*Stated problem*. From the entries that follow, extract each line holding the string "坚决拥护共产党领导和社会主义制度".

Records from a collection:
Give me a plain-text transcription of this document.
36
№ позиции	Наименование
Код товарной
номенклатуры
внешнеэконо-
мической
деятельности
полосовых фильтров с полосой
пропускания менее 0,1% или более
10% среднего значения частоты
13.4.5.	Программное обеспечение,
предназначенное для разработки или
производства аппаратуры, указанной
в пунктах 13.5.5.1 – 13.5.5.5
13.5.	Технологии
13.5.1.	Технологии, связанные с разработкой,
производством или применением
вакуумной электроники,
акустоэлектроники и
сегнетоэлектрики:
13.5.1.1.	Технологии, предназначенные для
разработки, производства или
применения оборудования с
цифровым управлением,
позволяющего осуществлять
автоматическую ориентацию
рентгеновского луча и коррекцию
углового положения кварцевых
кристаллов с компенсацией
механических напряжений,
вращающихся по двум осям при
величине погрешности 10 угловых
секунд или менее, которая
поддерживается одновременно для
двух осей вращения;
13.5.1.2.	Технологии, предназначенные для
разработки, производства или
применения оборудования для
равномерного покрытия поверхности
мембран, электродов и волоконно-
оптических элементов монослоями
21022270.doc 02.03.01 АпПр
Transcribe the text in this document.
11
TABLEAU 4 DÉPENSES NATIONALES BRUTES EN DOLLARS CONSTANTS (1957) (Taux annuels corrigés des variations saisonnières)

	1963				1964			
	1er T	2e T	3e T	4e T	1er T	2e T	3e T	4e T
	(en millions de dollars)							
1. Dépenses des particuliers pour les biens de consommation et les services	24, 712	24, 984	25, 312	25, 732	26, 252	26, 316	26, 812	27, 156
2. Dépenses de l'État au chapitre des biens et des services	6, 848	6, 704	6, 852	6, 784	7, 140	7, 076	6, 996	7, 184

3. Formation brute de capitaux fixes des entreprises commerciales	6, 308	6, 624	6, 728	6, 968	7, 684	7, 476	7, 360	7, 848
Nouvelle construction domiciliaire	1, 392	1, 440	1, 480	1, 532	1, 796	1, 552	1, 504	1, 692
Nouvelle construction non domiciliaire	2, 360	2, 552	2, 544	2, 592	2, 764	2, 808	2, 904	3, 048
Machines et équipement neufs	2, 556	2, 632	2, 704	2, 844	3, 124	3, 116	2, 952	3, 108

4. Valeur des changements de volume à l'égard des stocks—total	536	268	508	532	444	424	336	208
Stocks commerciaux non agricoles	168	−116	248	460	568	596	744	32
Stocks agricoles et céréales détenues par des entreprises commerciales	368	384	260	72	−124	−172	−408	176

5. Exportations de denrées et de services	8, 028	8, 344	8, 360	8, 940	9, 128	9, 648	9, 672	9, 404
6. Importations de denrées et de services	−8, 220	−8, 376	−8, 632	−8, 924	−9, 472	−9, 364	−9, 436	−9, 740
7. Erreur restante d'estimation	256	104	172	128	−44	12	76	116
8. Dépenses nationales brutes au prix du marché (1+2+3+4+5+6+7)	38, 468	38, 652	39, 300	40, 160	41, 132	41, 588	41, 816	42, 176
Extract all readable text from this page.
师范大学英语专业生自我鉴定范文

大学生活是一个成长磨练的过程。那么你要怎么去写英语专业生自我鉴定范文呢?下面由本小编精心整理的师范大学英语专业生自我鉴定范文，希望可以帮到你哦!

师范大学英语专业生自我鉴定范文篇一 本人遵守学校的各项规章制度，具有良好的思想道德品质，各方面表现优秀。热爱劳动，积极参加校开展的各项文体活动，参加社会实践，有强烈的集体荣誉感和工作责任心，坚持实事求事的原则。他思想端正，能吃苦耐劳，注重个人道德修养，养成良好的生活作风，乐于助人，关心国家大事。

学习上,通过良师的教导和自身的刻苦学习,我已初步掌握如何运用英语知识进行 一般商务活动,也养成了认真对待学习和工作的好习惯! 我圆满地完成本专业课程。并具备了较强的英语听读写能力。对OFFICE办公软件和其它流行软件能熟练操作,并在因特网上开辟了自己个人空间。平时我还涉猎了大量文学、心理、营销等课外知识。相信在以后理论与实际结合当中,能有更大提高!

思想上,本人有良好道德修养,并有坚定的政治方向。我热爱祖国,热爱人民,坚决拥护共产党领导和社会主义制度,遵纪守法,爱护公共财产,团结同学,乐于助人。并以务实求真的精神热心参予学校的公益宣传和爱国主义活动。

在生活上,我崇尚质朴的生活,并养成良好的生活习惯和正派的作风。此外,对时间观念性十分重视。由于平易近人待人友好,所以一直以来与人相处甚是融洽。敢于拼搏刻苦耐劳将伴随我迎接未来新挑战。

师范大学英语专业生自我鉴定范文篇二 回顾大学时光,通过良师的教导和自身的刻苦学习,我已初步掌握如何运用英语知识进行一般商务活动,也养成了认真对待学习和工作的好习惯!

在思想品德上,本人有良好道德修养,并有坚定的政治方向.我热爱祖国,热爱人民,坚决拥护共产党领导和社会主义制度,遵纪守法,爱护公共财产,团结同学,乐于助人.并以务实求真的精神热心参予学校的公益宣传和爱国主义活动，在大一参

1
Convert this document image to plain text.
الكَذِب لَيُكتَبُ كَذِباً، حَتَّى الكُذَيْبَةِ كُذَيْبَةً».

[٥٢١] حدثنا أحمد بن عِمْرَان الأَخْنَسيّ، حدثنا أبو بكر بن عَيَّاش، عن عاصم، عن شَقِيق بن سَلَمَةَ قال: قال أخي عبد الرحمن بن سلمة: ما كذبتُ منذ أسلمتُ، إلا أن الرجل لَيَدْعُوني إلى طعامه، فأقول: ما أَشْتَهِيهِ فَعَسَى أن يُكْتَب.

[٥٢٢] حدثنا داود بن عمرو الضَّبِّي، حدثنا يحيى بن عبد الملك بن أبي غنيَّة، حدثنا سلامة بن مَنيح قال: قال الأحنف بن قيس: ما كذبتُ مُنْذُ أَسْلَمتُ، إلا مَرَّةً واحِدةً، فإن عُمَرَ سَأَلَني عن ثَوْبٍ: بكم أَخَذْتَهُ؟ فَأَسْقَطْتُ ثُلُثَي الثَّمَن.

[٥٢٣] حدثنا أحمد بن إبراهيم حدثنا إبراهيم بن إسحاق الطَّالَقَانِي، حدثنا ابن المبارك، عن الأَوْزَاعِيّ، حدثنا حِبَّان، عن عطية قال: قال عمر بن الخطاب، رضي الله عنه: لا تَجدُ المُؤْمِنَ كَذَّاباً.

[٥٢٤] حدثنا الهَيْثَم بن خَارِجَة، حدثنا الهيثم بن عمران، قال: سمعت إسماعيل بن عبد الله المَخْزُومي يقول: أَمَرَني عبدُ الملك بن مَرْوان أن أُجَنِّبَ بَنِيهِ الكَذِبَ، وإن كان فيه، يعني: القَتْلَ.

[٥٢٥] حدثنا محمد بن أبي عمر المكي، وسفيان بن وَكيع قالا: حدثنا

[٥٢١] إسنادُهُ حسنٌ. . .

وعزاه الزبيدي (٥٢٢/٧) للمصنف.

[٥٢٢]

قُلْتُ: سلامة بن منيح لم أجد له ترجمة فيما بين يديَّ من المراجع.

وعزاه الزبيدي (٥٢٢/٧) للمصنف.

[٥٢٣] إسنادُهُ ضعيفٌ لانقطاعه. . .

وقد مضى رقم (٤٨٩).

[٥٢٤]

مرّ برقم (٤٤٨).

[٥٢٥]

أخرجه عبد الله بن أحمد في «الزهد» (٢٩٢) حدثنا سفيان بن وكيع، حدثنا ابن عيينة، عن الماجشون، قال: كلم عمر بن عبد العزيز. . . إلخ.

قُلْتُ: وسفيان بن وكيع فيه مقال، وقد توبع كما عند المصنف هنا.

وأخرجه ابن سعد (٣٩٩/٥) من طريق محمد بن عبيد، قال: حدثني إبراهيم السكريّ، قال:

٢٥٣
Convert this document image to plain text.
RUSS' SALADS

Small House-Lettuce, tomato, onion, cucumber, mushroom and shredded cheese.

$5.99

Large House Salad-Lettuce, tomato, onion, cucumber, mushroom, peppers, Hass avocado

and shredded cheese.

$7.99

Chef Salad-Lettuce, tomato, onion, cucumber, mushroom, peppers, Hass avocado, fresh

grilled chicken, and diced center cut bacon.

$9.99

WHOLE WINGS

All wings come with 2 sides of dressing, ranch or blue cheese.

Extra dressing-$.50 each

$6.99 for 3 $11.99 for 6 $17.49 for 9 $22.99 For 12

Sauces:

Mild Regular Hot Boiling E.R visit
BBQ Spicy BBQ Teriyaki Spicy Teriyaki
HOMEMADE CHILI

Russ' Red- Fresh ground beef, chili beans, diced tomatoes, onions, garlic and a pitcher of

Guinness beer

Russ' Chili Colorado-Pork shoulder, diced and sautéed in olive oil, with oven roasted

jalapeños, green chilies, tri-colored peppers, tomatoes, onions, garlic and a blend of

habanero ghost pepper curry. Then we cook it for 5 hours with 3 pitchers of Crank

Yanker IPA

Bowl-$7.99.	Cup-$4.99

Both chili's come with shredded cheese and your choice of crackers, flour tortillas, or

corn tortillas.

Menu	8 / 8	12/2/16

*Response for this exercise*.
思想上,本人有良好道德修养,并有坚定的政治方向。我热爱祖国,热爱人民,坚决拥护共产党领导和社会主义制度,遵纪守法,爱护公共财产,团结同学,乐于助人。并以务实求真的精神热心参予学校的公益宣传和爱国主义活动。
在思想品德上,本人有良好道德修养,并有坚定的政治方向.我热爱祖国,热爱人民,坚决拥护共产党领导和社会主义制度,遵纪守法,爱护公共财产,团结同学,乐于助人.并以务实求真的精神热心参予学校的公益宣传和爱国主义活动，在大一参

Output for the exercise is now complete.